─── RECORDS FOR THIS EXERCISE ───

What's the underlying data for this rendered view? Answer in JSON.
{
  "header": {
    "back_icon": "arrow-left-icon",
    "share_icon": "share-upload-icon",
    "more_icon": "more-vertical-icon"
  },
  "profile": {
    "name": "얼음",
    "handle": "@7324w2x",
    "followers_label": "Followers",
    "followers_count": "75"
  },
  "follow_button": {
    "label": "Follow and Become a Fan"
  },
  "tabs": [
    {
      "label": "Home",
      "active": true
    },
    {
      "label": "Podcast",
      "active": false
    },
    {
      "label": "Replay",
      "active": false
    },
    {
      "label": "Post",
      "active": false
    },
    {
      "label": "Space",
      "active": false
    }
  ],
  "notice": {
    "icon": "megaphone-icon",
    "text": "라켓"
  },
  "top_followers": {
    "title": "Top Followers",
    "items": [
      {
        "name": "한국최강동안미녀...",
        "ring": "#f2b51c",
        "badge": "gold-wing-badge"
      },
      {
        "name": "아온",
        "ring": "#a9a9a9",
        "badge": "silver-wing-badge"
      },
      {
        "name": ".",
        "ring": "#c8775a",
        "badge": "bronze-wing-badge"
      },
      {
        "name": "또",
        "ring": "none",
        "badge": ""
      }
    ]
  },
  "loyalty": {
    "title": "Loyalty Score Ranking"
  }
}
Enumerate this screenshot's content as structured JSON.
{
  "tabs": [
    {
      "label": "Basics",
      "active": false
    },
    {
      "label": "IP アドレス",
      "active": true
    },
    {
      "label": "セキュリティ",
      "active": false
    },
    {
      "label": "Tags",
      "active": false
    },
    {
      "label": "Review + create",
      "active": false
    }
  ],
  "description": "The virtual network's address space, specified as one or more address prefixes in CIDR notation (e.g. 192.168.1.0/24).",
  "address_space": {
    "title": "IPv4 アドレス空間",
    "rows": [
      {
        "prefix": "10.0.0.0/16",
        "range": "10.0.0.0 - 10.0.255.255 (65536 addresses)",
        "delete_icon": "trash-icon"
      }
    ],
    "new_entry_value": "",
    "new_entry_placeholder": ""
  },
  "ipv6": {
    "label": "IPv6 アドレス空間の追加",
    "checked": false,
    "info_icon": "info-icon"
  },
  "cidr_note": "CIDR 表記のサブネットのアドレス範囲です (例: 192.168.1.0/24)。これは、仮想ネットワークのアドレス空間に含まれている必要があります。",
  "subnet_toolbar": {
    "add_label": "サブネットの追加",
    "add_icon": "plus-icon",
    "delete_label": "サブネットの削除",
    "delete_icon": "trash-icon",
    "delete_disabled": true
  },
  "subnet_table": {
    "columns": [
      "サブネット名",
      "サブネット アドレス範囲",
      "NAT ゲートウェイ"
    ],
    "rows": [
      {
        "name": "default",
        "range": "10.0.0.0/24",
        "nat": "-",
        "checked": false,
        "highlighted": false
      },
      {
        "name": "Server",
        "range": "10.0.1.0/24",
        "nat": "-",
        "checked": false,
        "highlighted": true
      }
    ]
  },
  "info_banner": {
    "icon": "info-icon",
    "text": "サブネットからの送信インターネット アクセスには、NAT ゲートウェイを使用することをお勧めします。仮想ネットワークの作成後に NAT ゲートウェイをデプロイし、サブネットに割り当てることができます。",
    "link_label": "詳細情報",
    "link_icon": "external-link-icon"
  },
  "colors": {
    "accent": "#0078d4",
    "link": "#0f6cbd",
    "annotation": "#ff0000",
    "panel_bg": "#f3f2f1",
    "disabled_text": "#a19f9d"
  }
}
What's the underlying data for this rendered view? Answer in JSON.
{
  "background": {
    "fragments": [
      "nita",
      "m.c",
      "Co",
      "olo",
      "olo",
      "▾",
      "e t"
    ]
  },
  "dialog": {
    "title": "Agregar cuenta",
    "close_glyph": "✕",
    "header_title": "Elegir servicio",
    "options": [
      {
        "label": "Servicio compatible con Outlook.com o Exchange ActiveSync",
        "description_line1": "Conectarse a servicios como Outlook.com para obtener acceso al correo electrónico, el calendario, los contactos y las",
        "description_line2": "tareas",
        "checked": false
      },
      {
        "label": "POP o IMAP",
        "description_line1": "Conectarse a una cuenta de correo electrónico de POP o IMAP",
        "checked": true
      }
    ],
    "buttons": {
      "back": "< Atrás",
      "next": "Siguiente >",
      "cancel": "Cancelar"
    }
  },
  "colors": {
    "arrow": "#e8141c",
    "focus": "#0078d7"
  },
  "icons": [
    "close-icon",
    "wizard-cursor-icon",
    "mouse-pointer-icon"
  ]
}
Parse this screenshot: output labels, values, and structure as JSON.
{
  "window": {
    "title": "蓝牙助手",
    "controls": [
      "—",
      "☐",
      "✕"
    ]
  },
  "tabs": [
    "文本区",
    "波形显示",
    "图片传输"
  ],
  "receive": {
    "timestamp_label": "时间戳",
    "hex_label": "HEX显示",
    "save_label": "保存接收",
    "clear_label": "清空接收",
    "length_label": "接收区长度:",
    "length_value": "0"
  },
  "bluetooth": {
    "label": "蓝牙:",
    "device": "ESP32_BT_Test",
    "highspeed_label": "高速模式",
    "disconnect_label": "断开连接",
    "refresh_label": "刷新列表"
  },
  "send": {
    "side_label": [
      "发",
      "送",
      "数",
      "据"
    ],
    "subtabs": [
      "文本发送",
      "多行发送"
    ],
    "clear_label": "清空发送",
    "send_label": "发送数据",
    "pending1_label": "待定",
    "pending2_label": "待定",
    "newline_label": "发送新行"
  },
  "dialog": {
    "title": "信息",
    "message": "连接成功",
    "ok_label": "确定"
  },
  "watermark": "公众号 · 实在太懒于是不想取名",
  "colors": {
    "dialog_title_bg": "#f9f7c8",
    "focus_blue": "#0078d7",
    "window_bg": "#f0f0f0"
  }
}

───

**STATED PROBLEM:** Filter for "JSON". Return all lines that hold it.

**RESULT OF THE TASK:**
What's the underlying data for this rendered view? Answer in JSON.
Enumerate this screenshot's content as structured JSON.
What's the underlying data for this rendered view? Answer in JSON.
Parse this screenshot: output labels, values, and structure as JSON.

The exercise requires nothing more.